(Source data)
○ ○ ○ ○
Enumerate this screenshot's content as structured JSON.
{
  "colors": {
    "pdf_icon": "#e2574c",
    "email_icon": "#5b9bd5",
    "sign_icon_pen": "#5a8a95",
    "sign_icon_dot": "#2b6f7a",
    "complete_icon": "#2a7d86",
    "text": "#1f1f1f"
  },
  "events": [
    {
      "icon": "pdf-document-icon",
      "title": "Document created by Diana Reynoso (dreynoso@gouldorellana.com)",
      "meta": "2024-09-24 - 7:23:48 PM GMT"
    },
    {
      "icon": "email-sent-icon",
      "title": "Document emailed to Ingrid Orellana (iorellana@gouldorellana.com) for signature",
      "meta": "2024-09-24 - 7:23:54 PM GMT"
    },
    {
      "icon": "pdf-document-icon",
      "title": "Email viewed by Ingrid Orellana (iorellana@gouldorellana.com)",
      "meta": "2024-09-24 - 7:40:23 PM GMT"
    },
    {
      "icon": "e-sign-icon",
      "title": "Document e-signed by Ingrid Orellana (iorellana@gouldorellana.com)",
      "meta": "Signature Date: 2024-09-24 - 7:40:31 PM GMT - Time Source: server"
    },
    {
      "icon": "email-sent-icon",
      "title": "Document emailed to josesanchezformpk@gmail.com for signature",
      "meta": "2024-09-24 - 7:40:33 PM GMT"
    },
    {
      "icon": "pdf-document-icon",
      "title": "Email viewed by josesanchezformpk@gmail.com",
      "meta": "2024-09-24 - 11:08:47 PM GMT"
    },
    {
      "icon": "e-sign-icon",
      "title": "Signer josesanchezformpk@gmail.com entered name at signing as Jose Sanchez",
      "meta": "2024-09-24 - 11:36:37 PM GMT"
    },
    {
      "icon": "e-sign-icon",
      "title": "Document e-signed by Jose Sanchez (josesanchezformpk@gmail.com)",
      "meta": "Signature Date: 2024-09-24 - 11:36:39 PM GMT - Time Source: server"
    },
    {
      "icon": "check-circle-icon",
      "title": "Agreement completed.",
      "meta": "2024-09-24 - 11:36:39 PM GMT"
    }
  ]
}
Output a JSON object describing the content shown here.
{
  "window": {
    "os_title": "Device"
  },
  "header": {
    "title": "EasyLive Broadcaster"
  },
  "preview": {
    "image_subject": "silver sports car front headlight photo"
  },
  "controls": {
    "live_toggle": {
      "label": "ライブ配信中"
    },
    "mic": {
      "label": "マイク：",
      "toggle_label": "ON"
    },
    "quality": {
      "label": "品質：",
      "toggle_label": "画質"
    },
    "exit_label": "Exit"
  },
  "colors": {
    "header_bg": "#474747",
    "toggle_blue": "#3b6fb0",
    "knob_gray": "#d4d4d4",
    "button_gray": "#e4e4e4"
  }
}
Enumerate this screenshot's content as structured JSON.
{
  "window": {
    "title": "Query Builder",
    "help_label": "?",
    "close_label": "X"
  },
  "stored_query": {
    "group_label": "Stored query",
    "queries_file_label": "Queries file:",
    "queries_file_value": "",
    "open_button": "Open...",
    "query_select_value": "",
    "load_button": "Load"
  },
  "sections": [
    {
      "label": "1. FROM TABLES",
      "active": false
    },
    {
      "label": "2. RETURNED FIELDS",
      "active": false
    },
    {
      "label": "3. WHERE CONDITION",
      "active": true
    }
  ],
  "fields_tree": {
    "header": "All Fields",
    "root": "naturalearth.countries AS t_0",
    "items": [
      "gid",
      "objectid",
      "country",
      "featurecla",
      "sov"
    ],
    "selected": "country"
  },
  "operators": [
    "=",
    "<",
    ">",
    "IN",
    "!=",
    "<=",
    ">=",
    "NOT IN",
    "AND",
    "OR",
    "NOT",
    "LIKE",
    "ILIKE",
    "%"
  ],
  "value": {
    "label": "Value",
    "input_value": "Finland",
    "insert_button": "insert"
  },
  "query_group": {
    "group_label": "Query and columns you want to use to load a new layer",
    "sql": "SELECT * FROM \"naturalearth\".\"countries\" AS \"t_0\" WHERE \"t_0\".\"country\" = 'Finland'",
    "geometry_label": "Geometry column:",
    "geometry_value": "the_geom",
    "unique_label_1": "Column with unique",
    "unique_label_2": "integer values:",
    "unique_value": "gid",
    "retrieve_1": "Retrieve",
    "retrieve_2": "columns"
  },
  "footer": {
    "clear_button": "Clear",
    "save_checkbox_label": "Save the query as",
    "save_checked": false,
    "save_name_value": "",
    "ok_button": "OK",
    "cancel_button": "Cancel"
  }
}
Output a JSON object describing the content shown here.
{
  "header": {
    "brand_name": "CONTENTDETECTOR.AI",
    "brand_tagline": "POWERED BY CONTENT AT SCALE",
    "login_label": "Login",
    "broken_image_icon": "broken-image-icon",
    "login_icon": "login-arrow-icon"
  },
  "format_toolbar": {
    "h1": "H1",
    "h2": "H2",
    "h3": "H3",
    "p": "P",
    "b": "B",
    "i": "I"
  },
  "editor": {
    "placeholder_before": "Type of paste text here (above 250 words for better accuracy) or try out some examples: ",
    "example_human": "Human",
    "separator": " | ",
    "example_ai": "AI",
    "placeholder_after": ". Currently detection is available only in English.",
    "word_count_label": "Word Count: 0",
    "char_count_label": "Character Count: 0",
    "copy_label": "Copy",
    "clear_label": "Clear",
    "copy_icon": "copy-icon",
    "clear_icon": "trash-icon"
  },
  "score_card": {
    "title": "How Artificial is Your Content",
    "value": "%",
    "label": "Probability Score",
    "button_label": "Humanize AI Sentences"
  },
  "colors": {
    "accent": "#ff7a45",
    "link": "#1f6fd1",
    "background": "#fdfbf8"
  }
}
○ ○ ○ ○
Task objective:
Print the complete listing again, exactly as it stands.

Reply:
Enumerate this screenshot's content as structured JSON.
{
  "colors": {
    "pdf_icon": "#e2574c",
    "email_icon": "#5b9bd5",
    "sign_icon_pen": "#5a8a95",
    "sign_icon_dot": "#2b6f7a",
    "complete_icon": "#2a7d86",
    "text": "#1f1f1f"
  },
  "events": [
    {
      "icon": "pdf-document-icon",
      "title": "Document created by Diana Reynoso (dreynoso@gouldorellana.com)",
      "meta": "2024-09-24 - 7:23:48 PM GMT"
    },
    {
      "icon": "email-sent-icon",
      "title": "Document emailed to Ingrid Orellana (iorellana@gouldorellana.com) for signature",
      "meta": "2024-09-24 - 7:23:54 PM GMT"
    },
    {
      "icon": "pdf-document-icon",
      "title": "Email viewed by Ingrid Orellana (iorellana@gouldorellana.com)",
      "meta": "2024-09-24 - 7:40:23 PM GMT"
    },
    {
      "icon": "e-sign-icon",
      "title": "Document e-signed by Ingrid Orellana (iorellana@gouldorellana.com)",
      "meta": "Signature Date: 2024-09-24 - 7:40:31 PM GMT - Time Source: server"
    },
    {
      "icon": "email-sent-icon",
      "title": "Document emailed to josesanchezformpk@gmail.com for signature",
      "meta": "2024-09-24 - 7:40:33 PM GMT"
    },
    {
      "icon": "pdf-document-icon",
      "title": "Email viewed by josesanchezformpk@gmail.com",
      "meta": "2024-09-24 - 11:08:47 PM GMT"
    },
    {
      "icon": "e-sign-icon",
      "title": "Signer josesanchezformpk@gmail.com entered name at signing as Jose Sanchez",
      "meta": "2024-09-24 - 11:36:37 PM GMT"
    },
    {
      "icon": "e-sign-icon",
      "title": "Document e-signed by Jose Sanchez (josesanchezformpk@gmail.com)",
      "meta": "Signature Date: 2024-09-24 - 11:36:39 PM GMT - Time Source: server"
    },
    {
      "icon": "check-circle-icon",
      "title": "Agreement completed.",
      "meta": "2024-09-24 - 11:36:39 PM GMT"
    }
  ]
}
Output a JSON object describing the content shown here.
{
  "window": {
    "os_title": "Device"
  },
  "header": {
    "title": "EasyLive Broadcaster"
  },
  "preview": {
    "image_subject": "silver sports car front headlight photo"
  },
  "controls": {
    "live_toggle": {
      "label": "ライブ配信中"
    },
    "mic": {
      "label": "マイク：",
      "toggle_label": "ON"
    },
    "quality": {
      "label": "品質：",
      "toggle_label": "画質"
    },
    "exit_label": "Exit"
  },
  "colors": {
    "header_bg": "#474747",
    "toggle_blue": "#3b6fb0",
    "knob_gray": "#d4d4d4",
    "button_gray": "#e4e4e4"
  }
}
Enumerate this screenshot's content as structured JSON.
{
  "window": {
    "title": "Query Builder",
    "help_label": "?",
    "close_label": "X"
  },
  "stored_query": {
    "group_label": "Stored query",
    "queries_file_label": "Queries file:",
    "queries_file_value": "",
    "open_button": "Open...",
    "query_select_value": "",
    "load_button": "Load"
  },
  "sections": [
    {
      "label": "1. FROM TABLES",
      "active": false
    },
    {
      "label": "2. RETURNED FIELDS",
      "active": false
    },
    {
      "label": "3. WHERE CONDITION",
      "active": true
    }
  ],
  "fields_tree": {
    "header": "All Fields",
    "root": "naturalearth.countries AS t_0",
    "items": [
      "gid",
      "objectid",
      "country",
      "featurecla",
      "sov"
    ],
    "selected": "country"
  },
  "operators": [
    "=",
    "<",
    ">",
    "IN",
    "!=",
    "<=",
    ">=",
    "NOT IN",
    "AND",
    "OR",
    "NOT",
    "LIKE",
    "ILIKE",
    "%"
  ],
  "value": {
    "label": "Value",
    "input_value": "Finland",
    "insert_button": "insert"
  },
  "query_group": {
    "group_label": "Query and columns you want to use to load a new layer",
    "sql": "SELECT * FROM \"naturalearth\".\"countries\" AS \"t_0\" WHERE \"t_0\".\"country\" = 'Finland'",
    "geometry_label": "Geometry column:",
    "geometry_value": "the_geom",
    "unique_label_1": "Column with unique",
    "unique_label_2": "integer values:",
    "unique_value": "gid",
    "retrieve_1": "Retrieve",
    "retrieve_2": "columns"
  },
  "footer": {
    "clear_button": "Clear",
    "save_checkbox_label": "Save the query as",
    "save_checked": false,
    "save_name_value": "",
    "ok_button": "OK",
    "cancel_button": "Cancel"
  }
}
Output a JSON object describing the content shown here.
{
  "header": {
    "brand_name": "CONTENTDETECTOR.AI",
    "brand_tagline": "POWERED BY CONTENT AT SCALE",
    "login_label": "Login",
    "broken_image_icon": "broken-image-icon",
    "login_icon": "login-arrow-icon"
  },
  "format_toolbar": {
    "h1": "H1",
    "h2": "H2",
    "h3": "H3",
    "p": "P",
    "b": "B",
    "i": "I"
  },
  "editor": {
    "placeholder_before": "Type of paste text here (above 250 words for better accuracy) or try out some examples: ",
    "example_human": "Human",
    "separator": " | ",
    "example_ai": "AI",
    "placeholder_after": ". Currently detection is available only in English.",
    "word_count_label": "Word Count: 0",
    "char_count_label": "Character Count: 0",
    "copy_label": "Copy",
    "clear_label": "Clear",
    "copy_icon": "copy-icon",
    "clear_icon": "trash-icon"
  },
  "score_card": {
    "title": "How Artificial is Your Content",
    "value": "%",
    "label": "Probability Score",
    "button_label": "Humanize AI Sentences"
  },
  "colors": {
    "accent": "#ff7a45",
    "link": "#1f6fd1",
    "background": "#fdfbf8"
  }
}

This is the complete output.